[WRITTEN TASK]:
Each entry below is to be printed verbatim.

[start of DATA SHOWN]

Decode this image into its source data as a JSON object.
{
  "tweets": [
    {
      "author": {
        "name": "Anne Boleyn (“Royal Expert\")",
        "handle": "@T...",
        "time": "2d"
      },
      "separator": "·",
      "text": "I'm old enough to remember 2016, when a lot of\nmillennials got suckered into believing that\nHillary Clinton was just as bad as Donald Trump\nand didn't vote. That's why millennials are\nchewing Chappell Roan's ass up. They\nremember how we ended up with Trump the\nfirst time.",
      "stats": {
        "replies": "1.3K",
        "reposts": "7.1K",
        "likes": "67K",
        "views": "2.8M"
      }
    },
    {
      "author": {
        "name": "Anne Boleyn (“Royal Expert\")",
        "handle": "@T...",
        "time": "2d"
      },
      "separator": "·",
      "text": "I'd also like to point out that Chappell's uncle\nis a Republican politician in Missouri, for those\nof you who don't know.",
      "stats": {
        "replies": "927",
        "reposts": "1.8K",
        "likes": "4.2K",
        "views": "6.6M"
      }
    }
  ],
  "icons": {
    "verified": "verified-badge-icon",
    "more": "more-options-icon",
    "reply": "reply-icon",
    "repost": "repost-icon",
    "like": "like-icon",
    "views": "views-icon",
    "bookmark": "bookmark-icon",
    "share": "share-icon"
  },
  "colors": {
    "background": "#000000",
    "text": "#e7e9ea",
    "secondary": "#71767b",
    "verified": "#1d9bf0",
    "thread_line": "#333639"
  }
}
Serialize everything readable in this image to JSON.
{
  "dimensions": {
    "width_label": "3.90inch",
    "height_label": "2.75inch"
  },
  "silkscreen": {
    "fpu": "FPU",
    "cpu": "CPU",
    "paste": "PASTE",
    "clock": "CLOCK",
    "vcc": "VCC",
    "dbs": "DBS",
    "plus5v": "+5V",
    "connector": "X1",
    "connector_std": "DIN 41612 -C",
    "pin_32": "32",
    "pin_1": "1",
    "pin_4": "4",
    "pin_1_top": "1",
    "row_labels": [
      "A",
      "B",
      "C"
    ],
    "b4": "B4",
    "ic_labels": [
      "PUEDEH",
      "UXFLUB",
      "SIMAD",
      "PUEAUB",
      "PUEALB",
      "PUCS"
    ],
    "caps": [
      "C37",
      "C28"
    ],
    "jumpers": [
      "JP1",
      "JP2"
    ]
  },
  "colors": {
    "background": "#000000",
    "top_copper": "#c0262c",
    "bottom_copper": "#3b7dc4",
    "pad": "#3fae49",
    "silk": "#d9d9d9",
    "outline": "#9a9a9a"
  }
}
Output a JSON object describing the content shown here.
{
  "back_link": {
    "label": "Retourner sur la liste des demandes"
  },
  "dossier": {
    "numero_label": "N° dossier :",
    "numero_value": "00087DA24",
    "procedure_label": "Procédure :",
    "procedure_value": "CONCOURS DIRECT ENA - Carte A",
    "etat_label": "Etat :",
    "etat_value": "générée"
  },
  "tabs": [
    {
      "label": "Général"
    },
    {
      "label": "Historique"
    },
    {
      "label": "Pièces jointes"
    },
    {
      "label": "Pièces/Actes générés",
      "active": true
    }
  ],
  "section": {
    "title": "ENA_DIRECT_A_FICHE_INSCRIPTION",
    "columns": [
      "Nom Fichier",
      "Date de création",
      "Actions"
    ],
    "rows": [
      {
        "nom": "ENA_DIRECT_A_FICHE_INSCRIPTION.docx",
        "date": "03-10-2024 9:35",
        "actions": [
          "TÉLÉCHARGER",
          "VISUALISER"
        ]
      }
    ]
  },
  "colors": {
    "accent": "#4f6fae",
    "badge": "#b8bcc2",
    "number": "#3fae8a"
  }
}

[end of DATA SHOWN]

[FINAL RESULT]:
Decode this image into its source data as a JSON object.
{
  "tweets": [
    {
      "author": {
        "name": "Anne Boleyn (“Royal Expert\")",
        "handle": "@T...",
        "time": "2d"
      },
      "separator": "·",
      "text": "I'm old enough to remember 2016, when a lot of\nmillennials got suckered into believing that\nHillary Clinton was just as bad as Donald Trump\nand didn't vote. That's why millennials are\nchewing Chappell Roan's ass up. They\nremember how we ended up with Trump the\nfirst time.",
      "stats": {
        "replies": "1.3K",
        "reposts": "7.1K",
        "likes": "67K",
        "views": "2.8M"
      }
    },
    {
      "author": {
        "name": "Anne Boleyn (“Royal Expert\")",
        "handle": "@T...",
        "time": "2d"
      },
      "separator": "·",
      "text": "I'd also like to point out that Chappell's uncle\nis a Republican politician in Missouri, for those\nof you who don't know.",
      "stats": {
        "replies": "927",
        "reposts": "1.8K",
        "likes": "4.2K",
        "views": "6.6M"
      }
    }
  ],
  "icons": {
    "verified": "verified-badge-icon",
    "more": "more-options-icon",
    "reply": "reply-icon",
    "repost": "repost-icon",
    "like": "like-icon",
    "views": "views-icon",
    "bookmark": "bookmark-icon",
    "share": "share-icon"
  },
  "colors": {
    "background": "#000000",
    "text": "#e7e9ea",
    "secondary": "#71767b",
    "verified": "#1d9bf0",
    "thread_line": "#333639"
  }
}
Serialize everything readable in this image to JSON.
{
  "dimensions": {
    "width_label": "3.90inch",
    "height_label": "2.75inch"
  },
  "silkscreen": {
    "fpu": "FPU",
    "cpu": "CPU",
    "paste": "PASTE",
    "clock": "CLOCK",
    "vcc": "VCC",
    "dbs": "DBS",
    "plus5v": "+5V",
    "connector": "X1",
    "connector_std": "DIN 41612 -C",
    "pin_32": "32",
    "pin_1": "1",
    "pin_4": "4",
    "pin_1_top": "1",
    "row_labels": [
      "A",
      "B",
      "C"
    ],
    "b4": "B4",
    "ic_labels": [
      "PUEDEH",
      "UXFLUB",
      "SIMAD",
      "PUEAUB",
      "PUEALB",
      "PUCS"
    ],
    "caps": [
      "C37",
      "C28"
    ],
    "jumpers": [
      "JP1",
      "JP2"
    ]
  },
  "colors": {
    "background": "#000000",
    "top_copper": "#c0262c",
    "bottom_copper": "#3b7dc4",
    "pad": "#3fae49",
    "silk": "#d9d9d9",
    "outline": "#9a9a9a"
  }
}
Output a JSON object describing the content shown here.
{
  "back_link": {
    "label": "Retourner sur la liste des demandes"
  },
  "dossier": {
    "numero_label": "N° dossier :",
    "numero_value": "00087DA24",
    "procedure_label": "Procédure :",
    "procedure_value": "CONCOURS DIRECT ENA - Carte A",
    "etat_label": "Etat :",
    "etat_value": "générée"
  },
  "tabs": [
    {
      "label": "Général"
    },
    {
      "label": "Historique"
    },
    {
      "label": "Pièces jointes"
    },
    {
      "label": "Pièces/Actes générés",
      "active": true
    }
  ],
  "section": {
    "title": "ENA_DIRECT_A_FICHE_INSCRIPTION",
    "columns": [
      "Nom Fichier",
      "Date de création",
      "Actions"
    ],
    "rows": [
      {
        "nom": "ENA_DIRECT_A_FICHE_INSCRIPTION.docx",
        "date": "03-10-2024 9:35",
        "actions": [
          "TÉLÉCHARGER",
          "VISUALISER"
        ]
      }
    ]
  },
  "colors": {
    "accent": "#4f6fae",
    "badge": "#b8bcc2",
    "number": "#3fae8a"
  }
}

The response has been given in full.